▶ **Work required**:
Word for word, give the material below again, minus any images.

(Part of a data file)
>>>

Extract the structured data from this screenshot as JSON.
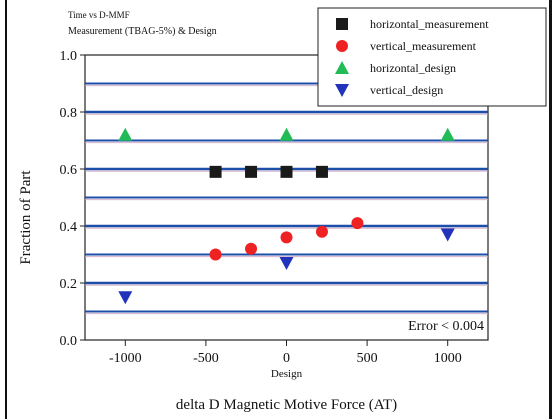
{
  "header": {
    "line1": "Time vs D-MMF",
    "line2": "Measurement (TBAG-5%) & Design"
  },
  "chart_data": {
    "type": "scatter",
    "title": "",
    "xlabel": "delta D Magnetic Motive Force (AT)",
    "ylabel": "Fraction of Part",
    "x_center_label": "Design",
    "xlim": [
      -1250,
      1250
    ],
    "ylim": [
      0.0,
      1.0
    ],
    "xticks": [
      -1000,
      -500,
      0,
      500,
      1000
    ],
    "xtick_labels": [
      "-1000",
      "-500",
      "0",
      "500",
      "1000"
    ],
    "yticks": [
      0.0,
      0.2,
      0.4,
      0.6,
      0.8,
      1.0
    ],
    "ytick_labels": [
      "0.0",
      "0.2",
      "0.4",
      "0.6",
      "0.8",
      "1.0"
    ],
    "grid": true,
    "grid_lines_y": [
      0.1,
      0.2,
      0.3,
      0.4,
      0.5,
      0.6,
      0.7,
      0.8,
      0.9
    ],
    "legend_position": "top-right",
    "annotation": "Error < 0.004",
    "series": [
      {
        "name": "horizontal_measurement",
        "marker": "square",
        "color": "#1a1a1a",
        "points": [
          [
            -440,
            0.59
          ],
          [
            -220,
            0.59
          ],
          [
            0,
            0.59
          ],
          [
            220,
            0.59
          ]
        ]
      },
      {
        "name": "vertical_measurement",
        "marker": "circle",
        "color": "#ee2222",
        "points": [
          [
            -440,
            0.3
          ],
          [
            -220,
            0.32
          ],
          [
            0,
            0.36
          ],
          [
            220,
            0.38
          ],
          [
            440,
            0.41
          ]
        ]
      },
      {
        "name": "horizontal_design",
        "marker": "triangle-up",
        "color": "#22bb55",
        "points": [
          [
            -1000,
            0.72
          ],
          [
            0,
            0.72
          ],
          [
            1000,
            0.72
          ]
        ]
      },
      {
        "name": "vertical_design",
        "marker": "triangle-down",
        "color": "#2233bb",
        "points": [
          [
            -1000,
            0.15
          ],
          [
            0,
            0.27
          ],
          [
            1000,
            0.37
          ]
        ]
      }
    ]
  }
}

<<<

▶ **Solution to this exercise**:
Extract the structured data from this screenshot as JSON.
{
  "header": {
    "line1": "Time vs D-MMF",
    "line2": "Measurement (TBAG-5%) & Design"
  },
  "chart_data": {
    "type": "scatter",
    "title": "",
    "xlabel": "delta D Magnetic Motive Force (AT)",
    "ylabel": "Fraction of Part",
    "x_center_label": "Design",
    "xlim": [
      -1250,
      1250
    ],
    "ylim": [
      0.0,
      1.0
    ],
    "xticks": [
      -1000,
      -500,
      0,
      500,
      1000
    ],
    "xtick_labels": [
      "-1000",
      "-500",
      "0",
      "500",
      "1000"
    ],
    "yticks": [
      0.0,
      0.2,
      0.4,
      0.6,
      0.8,
      1.0
    ],
    "ytick_labels": [
      "0.0",
      "0.2",
      "0.4",
      "0.6",
      "0.8",
      "1.0"
    ],
    "grid": true,
    "grid_lines_y": [
      0.1,
      0.2,
      0.3,
      0.4,
      0.5,
      0.6,
      0.7,
      0.8,
      0.9
    ],
    "legend_position": "top-right",
    "annotation": "Error < 0.004",
    "series": [
      {
        "name": "horizontal_measurement",
        "marker": "square",
        "color": "#1a1a1a",
        "points": [
          [
            -440,
            0.59
          ],
          [
            -220,
            0.59
          ],
          [
            0,
            0.59
          ],
          [
            220,
            0.59
          ]
        ]
      },
      {
        "name": "vertical_measurement",
        "marker": "circle",
        "color": "#ee2222",
        "points": [
          [
            -440,
            0.3
          ],
          [
            -220,
            0.32
          ],
          [
            0,
            0.36
          ],
          [
            220,
            0.38
          ],
          [
            440,
            0.41
          ]
        ]
      },
      {
        "name": "horizontal_design",
        "marker": "triangle-up",
        "color": "#22bb55",
        "points": [
          [
            -1000,
            0.72
          ],
          [
            0,
            0.72
          ],
          [
            1000,
            0.72
          ]
        ]
      },
      {
        "name": "vertical_design",
        "marker": "triangle-down",
        "color": "#2233bb",
        "points": [
          [
            -1000,
            0.15
          ],
          [
            0,
            0.27
          ],
          [
            1000,
            0.37
          ]
        ]
      }
    ]
  }
}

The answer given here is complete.